= Request =
Note each line of the listing that contains the string "Excemptions", and copy it.

= Dataset entries =
** Begin **

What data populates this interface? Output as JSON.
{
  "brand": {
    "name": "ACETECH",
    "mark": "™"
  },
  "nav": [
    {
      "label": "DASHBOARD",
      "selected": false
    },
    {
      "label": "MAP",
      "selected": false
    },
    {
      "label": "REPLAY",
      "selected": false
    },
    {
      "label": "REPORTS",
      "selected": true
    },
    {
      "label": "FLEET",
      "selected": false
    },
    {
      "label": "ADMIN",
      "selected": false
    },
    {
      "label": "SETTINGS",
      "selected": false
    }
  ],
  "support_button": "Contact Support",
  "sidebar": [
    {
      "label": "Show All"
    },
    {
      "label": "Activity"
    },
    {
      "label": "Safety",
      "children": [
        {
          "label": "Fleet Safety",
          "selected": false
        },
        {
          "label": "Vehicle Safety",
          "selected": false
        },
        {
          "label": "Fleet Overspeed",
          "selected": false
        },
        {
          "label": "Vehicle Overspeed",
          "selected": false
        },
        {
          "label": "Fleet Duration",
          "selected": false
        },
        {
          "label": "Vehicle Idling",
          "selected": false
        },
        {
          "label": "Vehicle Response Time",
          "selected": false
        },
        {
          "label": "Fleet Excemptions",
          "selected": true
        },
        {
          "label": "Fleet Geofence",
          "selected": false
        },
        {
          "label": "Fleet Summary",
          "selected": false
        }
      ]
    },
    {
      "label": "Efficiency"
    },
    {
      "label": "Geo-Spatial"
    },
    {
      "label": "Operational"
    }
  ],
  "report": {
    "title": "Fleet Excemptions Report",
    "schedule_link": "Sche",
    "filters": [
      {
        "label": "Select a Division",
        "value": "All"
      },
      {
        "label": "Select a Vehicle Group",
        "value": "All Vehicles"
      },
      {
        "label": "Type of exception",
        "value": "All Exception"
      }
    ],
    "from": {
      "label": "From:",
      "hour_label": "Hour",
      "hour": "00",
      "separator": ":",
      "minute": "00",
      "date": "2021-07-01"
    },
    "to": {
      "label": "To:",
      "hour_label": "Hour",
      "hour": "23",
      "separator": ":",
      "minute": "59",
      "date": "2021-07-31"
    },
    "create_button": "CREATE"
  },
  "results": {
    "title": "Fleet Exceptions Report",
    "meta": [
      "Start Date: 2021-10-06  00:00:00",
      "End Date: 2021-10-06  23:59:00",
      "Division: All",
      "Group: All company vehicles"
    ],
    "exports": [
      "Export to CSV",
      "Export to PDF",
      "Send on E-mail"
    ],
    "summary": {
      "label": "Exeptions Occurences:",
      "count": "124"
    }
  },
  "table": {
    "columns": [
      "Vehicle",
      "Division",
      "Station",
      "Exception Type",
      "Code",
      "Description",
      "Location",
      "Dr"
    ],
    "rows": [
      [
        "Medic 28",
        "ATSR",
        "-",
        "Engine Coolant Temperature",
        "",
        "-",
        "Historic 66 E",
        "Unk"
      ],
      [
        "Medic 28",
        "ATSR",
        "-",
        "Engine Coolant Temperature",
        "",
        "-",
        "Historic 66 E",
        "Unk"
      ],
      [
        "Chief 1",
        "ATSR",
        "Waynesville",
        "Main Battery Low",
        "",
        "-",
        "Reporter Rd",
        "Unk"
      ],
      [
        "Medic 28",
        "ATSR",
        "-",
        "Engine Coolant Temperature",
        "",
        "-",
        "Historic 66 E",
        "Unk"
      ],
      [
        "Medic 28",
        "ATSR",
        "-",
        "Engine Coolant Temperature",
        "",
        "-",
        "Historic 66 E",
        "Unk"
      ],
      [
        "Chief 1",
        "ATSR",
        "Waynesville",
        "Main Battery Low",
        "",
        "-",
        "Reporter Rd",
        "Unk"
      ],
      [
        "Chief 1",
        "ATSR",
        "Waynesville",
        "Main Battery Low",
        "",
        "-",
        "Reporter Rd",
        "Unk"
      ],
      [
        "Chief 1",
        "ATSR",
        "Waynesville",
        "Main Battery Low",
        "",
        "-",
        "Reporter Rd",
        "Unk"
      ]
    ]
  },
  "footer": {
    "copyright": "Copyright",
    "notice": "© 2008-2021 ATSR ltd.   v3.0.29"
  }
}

** End **

= Full answer =
          "label": "Fleet Excemptions",
    "title": "Fleet Excemptions Report",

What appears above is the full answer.